Data entries

** START **

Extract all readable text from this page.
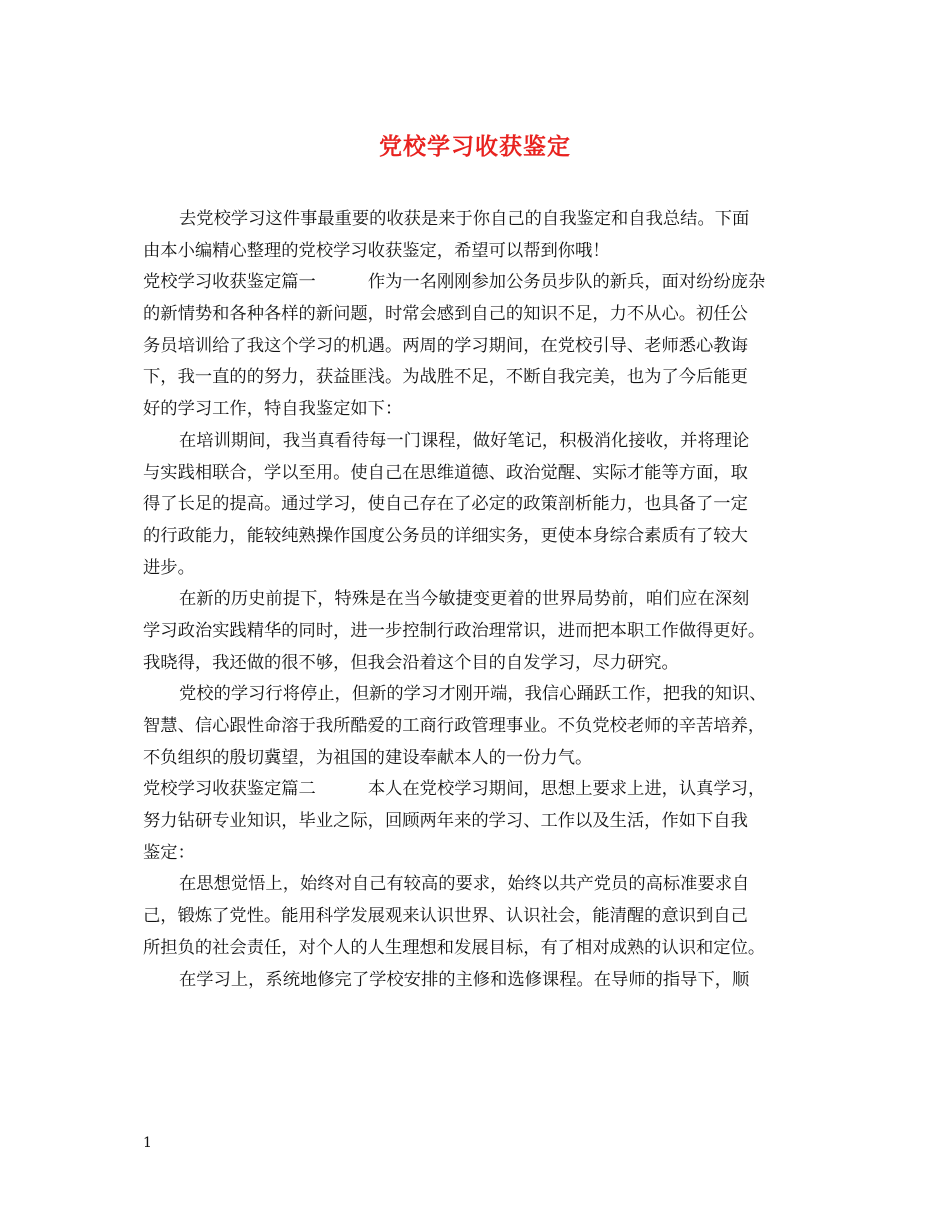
党校学习收获鉴定
去党校学习这件事最重要的收获是来于你自己的自我鉴定和自我总结。下面
由本小编精心整理的党校学习收获鉴定，希望可以帮到你哦！
党校学习收获鉴定篇一	作为一名刚刚参加公务员步队的新兵，面对纷纷庞杂
的新情势和各种各样的新问题，时常会感到自己的知识不足，力不从心。初任公
务员培训给了我这个学习的机遇。两周的学习期间，在党校引导、老师悉心教诲
下，我一直的的努力，获益匪浅。为战胜不足，不断自我完美，也为了今后能更
好的学习工作，特自我鉴定如下：
在培训期间，我当真看待每一门课程，做好笔记，积极消化接收，并将理论
与实践相联合，学以至用。使自己在思维道德、政治觉醒、实际才能等方面，取
得了长足的提高。通过学习，使自己存在了必定的政策剖析能力，也具备了一定
的行政能力，能较纯熟操作国度公务员的详细实务，更使本身综合素质有了较大
进步。
在新的历史前提下，特殊是在当今敏捷变更着的世界局势前，咱们应在深刻
学习政治实践精华的同时，进一步控制行政治理常识，进而把本职工作做得更好。
我晓得，我还做的很不够，但我会沿着这个目的自发学习，尽力研究。
党校的学习行将停止，但新的学习才刚开端，我信心踊跃工作，把我的知识、
智慧、信心跟性命溶于我所酷爱的工商行政管理事业。不负党校老师的辛苦培养，
不负组织的殷切冀望，为祖国的建设奉献本人的一份力气。
党校学习收获鉴定篇二	本人在党校学习期间，思想上要求上进，认真学习，
努力钻研专业知识，毕业之际，回顾两年来的学习、工作以及生活，作如下自我
鉴定：
在思想觉悟上，始终对自己有较高的要求，始终以共产党员的高标准要求自
己，锻炼了党性。能用科学发展观来认识世界、认识社会，能清醒的意识到自己
所担负的社会责任，对个人的人生理想和发展目标，有了相对成熟的认识和定位。
在学习上，系统地修完了学校安排的主修和选修课程。在导师的指导下，顺
1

** END **

> Requirements
Every line should be retyped exactly, with the pictures omitted.

> Task response
Extract all readable text from this page.
党校学习收获鉴定
去党校学习这件事最重要的收获是来于你自己的自我鉴定和自我总结。下面
由本小编精心整理的党校学习收获鉴定，希望可以帮到你哦！
党校学习收获鉴定篇一	作为一名刚刚参加公务员步队的新兵，面对纷纷庞杂
的新情势和各种各样的新问题，时常会感到自己的知识不足，力不从心。初任公
务员培训给了我这个学习的机遇。两周的学习期间，在党校引导、老师悉心教诲
下，我一直的的努力，获益匪浅。为战胜不足，不断自我完美，也为了今后能更
好的学习工作，特自我鉴定如下：
在培训期间，我当真看待每一门课程，做好笔记，积极消化接收，并将理论
与实践相联合，学以至用。使自己在思维道德、政治觉醒、实际才能等方面，取
得了长足的提高。通过学习，使自己存在了必定的政策剖析能力，也具备了一定
的行政能力，能较纯熟操作国度公务员的详细实务，更使本身综合素质有了较大
进步。
在新的历史前提下，特殊是在当今敏捷变更着的世界局势前，咱们应在深刻
学习政治实践精华的同时，进一步控制行政治理常识，进而把本职工作做得更好。
我晓得，我还做的很不够，但我会沿着这个目的自发学习，尽力研究。
党校的学习行将停止，但新的学习才刚开端，我信心踊跃工作，把我的知识、
智慧、信心跟性命溶于我所酷爱的工商行政管理事业。不负党校老师的辛苦培养，
不负组织的殷切冀望，为祖国的建设奉献本人的一份力气。
党校学习收获鉴定篇二	本人在党校学习期间，思想上要求上进，认真学习，
努力钻研专业知识，毕业之际，回顾两年来的学习、工作以及生活，作如下自我
鉴定：
在思想觉悟上，始终对自己有较高的要求，始终以共产党员的高标准要求自
己，锻炼了党性。能用科学发展观来认识世界、认识社会，能清醒的意识到自己
所担负的社会责任，对个人的人生理想和发展目标，有了相对成熟的认识和定位。
在学习上，系统地修完了学校安排的主修和选修课程。在导师的指导下，顺
1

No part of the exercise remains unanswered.